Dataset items
□ □ □ □
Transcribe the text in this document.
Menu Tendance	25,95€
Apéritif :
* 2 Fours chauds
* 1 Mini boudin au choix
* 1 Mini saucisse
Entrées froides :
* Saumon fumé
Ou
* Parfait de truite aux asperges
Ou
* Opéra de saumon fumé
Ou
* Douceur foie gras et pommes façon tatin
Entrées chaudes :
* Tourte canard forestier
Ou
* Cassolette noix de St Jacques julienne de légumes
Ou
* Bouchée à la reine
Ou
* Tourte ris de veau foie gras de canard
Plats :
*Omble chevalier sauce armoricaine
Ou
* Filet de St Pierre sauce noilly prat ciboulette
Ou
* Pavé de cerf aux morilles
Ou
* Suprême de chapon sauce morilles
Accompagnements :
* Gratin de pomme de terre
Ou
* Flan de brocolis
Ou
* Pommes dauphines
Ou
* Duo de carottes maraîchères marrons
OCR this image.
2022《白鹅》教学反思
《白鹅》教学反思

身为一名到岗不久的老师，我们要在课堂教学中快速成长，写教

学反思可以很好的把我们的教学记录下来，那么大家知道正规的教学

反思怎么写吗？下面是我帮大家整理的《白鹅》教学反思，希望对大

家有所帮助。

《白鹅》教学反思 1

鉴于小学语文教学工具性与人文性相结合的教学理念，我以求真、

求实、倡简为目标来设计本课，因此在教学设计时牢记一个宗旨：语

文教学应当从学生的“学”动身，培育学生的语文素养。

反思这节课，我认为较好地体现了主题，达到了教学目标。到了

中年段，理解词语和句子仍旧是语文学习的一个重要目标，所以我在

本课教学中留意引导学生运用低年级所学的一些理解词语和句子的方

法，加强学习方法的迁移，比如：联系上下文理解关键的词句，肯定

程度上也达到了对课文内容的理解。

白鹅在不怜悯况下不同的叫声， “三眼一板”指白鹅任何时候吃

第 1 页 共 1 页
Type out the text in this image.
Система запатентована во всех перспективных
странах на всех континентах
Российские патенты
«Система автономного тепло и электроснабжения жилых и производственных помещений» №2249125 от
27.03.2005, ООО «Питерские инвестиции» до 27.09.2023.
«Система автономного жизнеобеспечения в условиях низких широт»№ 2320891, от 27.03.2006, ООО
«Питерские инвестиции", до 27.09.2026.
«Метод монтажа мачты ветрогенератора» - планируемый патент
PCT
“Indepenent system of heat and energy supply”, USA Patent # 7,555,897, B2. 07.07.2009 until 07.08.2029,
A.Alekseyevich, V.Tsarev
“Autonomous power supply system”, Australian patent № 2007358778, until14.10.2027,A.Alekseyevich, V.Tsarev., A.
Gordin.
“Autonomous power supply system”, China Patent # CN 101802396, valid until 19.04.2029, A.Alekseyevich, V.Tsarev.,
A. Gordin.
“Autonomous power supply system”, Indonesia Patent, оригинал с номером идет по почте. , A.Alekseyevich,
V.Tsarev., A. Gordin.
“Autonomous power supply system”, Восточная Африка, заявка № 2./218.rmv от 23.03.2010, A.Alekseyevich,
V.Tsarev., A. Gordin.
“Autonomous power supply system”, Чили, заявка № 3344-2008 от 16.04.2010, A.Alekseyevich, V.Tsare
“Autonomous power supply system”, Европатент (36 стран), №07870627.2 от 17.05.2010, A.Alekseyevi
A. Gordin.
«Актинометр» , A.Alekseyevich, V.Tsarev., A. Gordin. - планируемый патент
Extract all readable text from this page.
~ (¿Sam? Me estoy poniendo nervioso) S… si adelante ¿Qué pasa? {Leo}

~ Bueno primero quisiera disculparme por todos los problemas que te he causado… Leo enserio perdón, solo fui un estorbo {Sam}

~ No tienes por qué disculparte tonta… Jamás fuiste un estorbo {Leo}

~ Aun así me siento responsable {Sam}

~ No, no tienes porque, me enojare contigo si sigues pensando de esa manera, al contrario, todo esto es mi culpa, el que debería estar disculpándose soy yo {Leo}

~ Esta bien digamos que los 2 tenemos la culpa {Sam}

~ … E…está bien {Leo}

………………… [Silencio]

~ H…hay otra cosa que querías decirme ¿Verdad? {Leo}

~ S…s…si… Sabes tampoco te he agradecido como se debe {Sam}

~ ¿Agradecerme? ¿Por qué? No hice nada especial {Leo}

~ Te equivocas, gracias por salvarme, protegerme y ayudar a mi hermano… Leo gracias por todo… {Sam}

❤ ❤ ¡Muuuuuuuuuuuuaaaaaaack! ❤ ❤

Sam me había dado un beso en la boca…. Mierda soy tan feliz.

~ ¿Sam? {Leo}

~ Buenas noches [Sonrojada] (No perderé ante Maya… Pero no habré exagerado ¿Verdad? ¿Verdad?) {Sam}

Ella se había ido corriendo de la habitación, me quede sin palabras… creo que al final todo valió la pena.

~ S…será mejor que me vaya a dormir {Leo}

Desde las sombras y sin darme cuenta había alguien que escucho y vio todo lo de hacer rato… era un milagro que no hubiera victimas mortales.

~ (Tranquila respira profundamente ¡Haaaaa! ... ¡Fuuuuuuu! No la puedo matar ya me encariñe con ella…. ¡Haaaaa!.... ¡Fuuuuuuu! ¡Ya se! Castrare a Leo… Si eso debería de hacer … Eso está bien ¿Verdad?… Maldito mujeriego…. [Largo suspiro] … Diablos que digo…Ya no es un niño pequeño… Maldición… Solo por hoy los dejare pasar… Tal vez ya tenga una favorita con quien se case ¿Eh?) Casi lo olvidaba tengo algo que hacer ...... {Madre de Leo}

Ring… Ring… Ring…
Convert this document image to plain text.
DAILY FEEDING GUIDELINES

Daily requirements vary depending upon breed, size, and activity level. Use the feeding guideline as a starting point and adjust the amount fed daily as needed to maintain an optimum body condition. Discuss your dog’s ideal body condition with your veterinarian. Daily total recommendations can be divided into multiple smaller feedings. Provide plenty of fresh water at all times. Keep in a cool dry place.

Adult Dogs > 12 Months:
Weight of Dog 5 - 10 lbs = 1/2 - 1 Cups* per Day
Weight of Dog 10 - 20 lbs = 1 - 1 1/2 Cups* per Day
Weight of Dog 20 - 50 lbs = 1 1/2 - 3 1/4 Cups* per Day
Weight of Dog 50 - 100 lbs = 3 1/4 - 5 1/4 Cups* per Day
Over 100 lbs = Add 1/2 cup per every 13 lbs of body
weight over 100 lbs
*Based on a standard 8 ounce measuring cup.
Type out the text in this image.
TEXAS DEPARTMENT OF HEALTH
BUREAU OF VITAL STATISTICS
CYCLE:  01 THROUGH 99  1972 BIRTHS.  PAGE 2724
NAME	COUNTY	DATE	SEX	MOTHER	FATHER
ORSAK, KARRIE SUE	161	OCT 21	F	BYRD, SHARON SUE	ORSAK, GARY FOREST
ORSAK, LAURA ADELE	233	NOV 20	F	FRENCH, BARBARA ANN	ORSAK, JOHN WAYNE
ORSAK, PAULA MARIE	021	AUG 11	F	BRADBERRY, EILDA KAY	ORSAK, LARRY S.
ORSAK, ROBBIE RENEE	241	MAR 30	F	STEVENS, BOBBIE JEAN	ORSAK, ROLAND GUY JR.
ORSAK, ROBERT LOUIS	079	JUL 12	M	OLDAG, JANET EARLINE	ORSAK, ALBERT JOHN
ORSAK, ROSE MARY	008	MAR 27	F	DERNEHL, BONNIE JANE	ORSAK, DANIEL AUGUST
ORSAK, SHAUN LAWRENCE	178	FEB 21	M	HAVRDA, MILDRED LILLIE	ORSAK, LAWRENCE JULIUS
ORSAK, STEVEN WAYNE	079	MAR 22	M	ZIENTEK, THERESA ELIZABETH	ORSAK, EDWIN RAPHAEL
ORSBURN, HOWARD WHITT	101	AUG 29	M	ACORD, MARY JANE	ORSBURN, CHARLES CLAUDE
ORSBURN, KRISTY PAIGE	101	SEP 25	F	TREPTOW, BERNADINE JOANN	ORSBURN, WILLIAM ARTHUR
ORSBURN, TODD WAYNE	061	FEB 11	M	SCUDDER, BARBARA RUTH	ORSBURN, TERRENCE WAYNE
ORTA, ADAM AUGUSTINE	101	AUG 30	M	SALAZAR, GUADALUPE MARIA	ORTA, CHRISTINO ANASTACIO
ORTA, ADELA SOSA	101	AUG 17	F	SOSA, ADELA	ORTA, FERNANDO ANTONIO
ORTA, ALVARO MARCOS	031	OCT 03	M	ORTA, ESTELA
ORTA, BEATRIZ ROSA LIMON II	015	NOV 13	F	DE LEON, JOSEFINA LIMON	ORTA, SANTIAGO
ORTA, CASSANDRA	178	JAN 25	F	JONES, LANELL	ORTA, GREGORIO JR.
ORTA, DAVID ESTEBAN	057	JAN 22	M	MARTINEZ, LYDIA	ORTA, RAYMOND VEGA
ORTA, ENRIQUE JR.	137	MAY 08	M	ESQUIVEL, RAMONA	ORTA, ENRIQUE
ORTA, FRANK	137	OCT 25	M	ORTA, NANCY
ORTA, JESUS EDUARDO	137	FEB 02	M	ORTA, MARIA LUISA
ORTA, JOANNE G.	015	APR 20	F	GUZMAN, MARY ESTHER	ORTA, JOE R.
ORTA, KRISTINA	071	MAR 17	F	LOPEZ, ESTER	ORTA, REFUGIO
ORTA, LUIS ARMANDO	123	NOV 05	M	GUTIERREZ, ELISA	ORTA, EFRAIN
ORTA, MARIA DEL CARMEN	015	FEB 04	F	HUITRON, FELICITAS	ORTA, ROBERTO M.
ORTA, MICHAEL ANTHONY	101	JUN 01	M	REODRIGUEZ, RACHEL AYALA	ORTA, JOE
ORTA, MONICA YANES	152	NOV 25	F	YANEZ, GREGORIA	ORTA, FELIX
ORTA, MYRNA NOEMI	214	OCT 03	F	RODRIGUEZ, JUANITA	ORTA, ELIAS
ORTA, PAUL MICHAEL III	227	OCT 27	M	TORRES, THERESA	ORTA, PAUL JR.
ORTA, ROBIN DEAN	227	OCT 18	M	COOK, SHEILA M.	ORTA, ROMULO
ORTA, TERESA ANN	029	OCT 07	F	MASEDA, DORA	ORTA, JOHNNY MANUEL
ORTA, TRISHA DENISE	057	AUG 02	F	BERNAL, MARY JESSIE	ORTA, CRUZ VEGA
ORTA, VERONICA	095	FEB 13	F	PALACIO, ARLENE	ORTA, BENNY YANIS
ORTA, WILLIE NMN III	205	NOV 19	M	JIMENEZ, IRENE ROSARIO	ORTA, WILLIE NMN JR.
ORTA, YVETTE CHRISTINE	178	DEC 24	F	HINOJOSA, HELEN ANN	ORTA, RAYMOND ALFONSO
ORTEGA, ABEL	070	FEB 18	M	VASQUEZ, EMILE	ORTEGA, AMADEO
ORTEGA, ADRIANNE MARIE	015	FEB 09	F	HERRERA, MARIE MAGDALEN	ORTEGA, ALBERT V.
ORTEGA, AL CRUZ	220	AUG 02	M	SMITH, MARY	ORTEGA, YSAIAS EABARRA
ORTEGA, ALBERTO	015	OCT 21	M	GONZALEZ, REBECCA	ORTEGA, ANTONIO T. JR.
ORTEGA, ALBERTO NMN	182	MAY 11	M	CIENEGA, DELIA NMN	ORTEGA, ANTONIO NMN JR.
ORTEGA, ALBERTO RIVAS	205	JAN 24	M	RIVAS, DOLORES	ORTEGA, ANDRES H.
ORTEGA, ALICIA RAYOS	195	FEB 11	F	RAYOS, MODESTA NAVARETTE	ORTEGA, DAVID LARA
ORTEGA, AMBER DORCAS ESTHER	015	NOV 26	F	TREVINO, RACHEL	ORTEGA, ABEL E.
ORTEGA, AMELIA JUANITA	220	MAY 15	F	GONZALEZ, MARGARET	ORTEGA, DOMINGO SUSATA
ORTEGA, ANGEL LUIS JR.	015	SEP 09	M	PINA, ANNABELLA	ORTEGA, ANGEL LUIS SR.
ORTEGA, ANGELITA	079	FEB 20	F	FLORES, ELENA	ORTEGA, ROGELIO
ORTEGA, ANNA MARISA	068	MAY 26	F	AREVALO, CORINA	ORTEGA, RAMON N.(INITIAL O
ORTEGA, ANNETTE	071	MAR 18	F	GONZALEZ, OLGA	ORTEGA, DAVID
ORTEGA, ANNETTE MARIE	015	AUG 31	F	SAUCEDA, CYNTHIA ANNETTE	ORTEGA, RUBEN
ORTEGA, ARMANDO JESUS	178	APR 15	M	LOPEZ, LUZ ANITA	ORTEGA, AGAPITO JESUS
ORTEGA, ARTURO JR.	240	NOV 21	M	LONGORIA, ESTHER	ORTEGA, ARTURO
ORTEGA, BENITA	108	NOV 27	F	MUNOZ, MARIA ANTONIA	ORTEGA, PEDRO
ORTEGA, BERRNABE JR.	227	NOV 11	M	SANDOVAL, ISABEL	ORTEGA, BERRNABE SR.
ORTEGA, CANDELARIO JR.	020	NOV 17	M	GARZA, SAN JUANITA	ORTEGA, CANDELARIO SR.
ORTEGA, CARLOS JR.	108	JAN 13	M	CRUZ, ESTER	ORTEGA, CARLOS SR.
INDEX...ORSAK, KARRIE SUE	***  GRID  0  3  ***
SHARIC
□ □ □ □
Given request
Look through the entries and find each line that has the string "KARRIE". Copy those lines.

Correct output
ORSAK, KARRIE SUE	161	OCT 21	F	BYRD, SHARON SUE	ORSAK, GARY FOREST
INDEX...ORSAK, KARRIE SUE	***  GRID  0  3  ***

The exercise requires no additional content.